* Work request 1
Translate this sentence from the k-means clustering question into Spanish: "It then creates random x and y points to use as my clusters."
* Work request 2
List every module that the import statements in the k-means clustering question's code bring in.
* Work request 3
Extend the code in the k-means clustering question, starting after the line that defines dataPoints.

*** Provided text ***

Basically, I set a value for qty and that sets the amount of centroids/clusters. It then creates random x and y points to use as my clusters. Sometimes it runs without error, and other times it give me this:
Warning (from warnings module):
File "C:\Python27\lib\site-packages\numpy\core\_methods.py", line 59
warnings.warn("Mean of empty slice.", RuntimeWarning)
RuntimeWarning: Mean of empty slice.
Warning (from warnings module):
File "C:\Python27\lib\site-packages\numpy\core\_methods.py", line 68
ret, rcount, out=ret, casting='unsafe', subok=False)
RuntimeWarning: invalid value encountered in true_divide
Here is my code:
import numpy as np
from pprint import pprint
import random
import sys
dataPoints = np.array([[2,4],[17,4],[45,2],[45,7],[16,32],[32,14],[20,56],[68,33],[54,36],[3,54],[23,5],[56,23],[10,81],[64,15],[23,18],[22,15],[35,19],[66,19],[1,99]])

*** End of Provided text ***
*** Record set ***

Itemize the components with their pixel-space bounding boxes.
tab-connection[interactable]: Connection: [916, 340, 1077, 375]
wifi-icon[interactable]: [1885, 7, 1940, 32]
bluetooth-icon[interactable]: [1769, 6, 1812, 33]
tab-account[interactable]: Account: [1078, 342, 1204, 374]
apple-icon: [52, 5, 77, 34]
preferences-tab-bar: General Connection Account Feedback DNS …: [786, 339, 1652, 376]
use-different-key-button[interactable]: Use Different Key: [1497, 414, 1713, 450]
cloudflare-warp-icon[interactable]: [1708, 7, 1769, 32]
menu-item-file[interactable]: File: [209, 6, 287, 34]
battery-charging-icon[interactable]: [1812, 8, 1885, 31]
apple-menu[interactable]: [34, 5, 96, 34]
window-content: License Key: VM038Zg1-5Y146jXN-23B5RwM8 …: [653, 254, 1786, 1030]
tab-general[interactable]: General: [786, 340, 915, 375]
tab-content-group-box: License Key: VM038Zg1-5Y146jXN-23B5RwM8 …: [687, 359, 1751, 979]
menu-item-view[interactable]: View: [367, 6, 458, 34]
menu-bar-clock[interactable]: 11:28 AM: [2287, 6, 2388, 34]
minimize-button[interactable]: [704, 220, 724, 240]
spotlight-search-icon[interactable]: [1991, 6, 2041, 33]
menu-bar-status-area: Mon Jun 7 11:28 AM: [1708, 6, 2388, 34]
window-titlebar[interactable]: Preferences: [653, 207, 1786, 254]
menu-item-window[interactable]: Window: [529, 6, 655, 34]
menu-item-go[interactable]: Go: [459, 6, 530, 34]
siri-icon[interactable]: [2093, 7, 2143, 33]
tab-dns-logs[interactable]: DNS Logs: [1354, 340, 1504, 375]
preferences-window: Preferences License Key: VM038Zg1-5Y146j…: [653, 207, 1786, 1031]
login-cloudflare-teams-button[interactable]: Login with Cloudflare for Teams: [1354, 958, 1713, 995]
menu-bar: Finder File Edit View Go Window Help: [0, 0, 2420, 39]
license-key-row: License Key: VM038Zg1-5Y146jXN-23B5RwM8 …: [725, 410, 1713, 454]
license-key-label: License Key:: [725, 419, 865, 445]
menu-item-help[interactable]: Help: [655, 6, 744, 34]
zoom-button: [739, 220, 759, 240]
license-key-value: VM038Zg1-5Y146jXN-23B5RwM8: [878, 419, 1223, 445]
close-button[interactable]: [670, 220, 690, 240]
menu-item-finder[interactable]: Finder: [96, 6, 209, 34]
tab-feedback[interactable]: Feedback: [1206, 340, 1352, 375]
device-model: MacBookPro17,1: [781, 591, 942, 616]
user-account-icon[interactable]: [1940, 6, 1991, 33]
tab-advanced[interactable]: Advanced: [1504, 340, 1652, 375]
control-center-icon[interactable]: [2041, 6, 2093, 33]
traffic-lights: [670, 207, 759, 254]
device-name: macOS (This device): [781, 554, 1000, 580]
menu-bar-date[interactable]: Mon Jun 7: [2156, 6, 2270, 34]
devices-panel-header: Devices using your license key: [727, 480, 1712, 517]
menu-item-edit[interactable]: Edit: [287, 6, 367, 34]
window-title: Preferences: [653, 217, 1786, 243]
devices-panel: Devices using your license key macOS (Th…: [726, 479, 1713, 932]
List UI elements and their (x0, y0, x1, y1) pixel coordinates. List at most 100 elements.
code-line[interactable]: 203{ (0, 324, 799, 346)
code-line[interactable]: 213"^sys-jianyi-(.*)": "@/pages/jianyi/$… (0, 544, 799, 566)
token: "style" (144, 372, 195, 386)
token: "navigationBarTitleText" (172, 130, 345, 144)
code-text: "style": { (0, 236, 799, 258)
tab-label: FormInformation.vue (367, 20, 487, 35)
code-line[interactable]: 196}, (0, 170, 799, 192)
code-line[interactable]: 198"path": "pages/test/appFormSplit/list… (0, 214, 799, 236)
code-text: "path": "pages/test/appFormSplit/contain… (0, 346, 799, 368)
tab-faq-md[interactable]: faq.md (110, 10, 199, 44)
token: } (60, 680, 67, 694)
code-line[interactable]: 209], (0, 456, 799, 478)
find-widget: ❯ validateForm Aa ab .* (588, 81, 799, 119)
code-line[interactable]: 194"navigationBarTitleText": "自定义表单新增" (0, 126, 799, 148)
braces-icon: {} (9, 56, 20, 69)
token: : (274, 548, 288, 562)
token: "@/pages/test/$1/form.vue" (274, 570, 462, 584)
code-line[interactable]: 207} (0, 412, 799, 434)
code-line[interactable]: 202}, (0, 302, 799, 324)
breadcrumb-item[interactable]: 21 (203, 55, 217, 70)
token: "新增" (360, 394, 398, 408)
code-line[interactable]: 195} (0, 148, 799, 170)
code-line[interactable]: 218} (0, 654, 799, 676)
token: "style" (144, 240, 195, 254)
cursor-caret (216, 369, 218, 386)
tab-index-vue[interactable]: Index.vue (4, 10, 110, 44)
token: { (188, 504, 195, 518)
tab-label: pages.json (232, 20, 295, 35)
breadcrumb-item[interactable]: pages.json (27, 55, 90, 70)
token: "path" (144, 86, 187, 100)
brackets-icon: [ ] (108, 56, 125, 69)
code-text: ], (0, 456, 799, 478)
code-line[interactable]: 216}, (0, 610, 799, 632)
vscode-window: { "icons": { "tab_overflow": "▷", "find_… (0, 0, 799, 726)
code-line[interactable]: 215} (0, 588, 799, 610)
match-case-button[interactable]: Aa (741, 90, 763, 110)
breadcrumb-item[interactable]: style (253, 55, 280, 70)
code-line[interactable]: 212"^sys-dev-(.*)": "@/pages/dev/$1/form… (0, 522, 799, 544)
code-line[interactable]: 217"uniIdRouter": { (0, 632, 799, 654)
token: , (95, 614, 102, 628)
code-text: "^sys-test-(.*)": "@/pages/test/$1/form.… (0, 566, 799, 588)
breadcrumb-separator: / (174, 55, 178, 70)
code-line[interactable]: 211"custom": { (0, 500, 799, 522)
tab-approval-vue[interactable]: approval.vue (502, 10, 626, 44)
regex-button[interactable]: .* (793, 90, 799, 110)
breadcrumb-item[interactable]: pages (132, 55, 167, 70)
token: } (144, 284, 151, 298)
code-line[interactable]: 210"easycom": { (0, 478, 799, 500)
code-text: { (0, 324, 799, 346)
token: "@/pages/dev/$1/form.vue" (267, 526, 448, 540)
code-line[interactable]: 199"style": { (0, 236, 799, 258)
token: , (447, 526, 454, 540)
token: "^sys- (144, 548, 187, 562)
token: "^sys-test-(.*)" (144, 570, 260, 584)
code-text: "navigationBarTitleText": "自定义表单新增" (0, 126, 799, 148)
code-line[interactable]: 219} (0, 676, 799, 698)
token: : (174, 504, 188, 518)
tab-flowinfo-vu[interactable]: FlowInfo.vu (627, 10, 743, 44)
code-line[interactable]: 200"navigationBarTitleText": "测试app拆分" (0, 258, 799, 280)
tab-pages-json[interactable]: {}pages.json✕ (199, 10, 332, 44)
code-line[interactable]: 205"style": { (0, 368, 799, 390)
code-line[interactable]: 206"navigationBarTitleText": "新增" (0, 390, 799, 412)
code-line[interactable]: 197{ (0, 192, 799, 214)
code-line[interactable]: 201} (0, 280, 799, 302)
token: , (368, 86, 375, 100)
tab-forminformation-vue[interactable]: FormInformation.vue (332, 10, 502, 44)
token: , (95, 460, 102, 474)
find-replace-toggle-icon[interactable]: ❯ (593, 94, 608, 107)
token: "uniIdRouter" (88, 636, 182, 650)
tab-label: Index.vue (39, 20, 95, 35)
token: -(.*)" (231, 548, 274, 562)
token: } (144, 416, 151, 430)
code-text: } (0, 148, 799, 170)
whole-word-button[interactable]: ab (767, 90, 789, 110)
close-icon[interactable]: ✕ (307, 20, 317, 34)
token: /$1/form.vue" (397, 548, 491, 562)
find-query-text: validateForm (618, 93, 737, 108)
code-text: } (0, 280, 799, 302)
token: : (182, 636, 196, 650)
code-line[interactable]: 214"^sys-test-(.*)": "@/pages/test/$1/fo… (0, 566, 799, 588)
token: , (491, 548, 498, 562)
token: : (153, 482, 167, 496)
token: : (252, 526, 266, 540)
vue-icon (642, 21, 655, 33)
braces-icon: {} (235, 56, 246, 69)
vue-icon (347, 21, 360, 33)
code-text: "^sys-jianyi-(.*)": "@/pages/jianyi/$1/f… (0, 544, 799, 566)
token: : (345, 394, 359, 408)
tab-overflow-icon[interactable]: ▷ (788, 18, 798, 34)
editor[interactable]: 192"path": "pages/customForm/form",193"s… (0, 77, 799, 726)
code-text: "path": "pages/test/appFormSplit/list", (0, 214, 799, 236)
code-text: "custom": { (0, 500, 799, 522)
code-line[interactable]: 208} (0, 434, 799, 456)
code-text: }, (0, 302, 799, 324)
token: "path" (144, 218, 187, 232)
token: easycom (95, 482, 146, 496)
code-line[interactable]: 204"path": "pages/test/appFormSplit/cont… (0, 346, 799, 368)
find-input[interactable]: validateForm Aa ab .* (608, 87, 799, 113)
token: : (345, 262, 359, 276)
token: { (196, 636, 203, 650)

*** End of Record set ***

* Task response 1
Luego crea puntos x e y aleatorios para usarlos como mis clústeres.

* Task response 2
numpy (imported as np), pprint, random, sys

* Task response 3
rangeX = (0, 100)
rangeY = (0, 100)
qty = 5
randomCentroids = []
i = 0
while i<qty:
x = random.randrange(*rangeX)
y = random.randrange(*rangeY)
randomCentroids.append((x,y))
i += 1
centroids = np.asarray(randomCentroids)
def size(vector):
return np.sqrt(sum(x**2 for x in vector))
def distance(vector1, vector2):
return size(vector1 - vector2)
def distances(array1, array2):
ConvergenceCounter = 1
keepGoing = True
StartingCentroids = np.copy(centroids)
while keepGoing:
#--------------Find The new means---------#
np.linalg.norm(StartingCentroids[None, :, :] - dataPoints[:, None, :], axis=-1)
t0 = StartingCentroids[None, :, :] - dataPoints[:, None, :]
t1 = np.linalg.norm(t0, axis=-1)
t2 = np.argmin(t1, axis=-1)
cat = np.mean(dataPoints[t2 == 0], axis=0)
#------Push the new means to a new array for comparison---------#
CentroidMeans = []
for x in xrange(len(StartingCentroids)):
CentroidMeans.append(np.mean(dataPoints[t2 == [x]], axis=0))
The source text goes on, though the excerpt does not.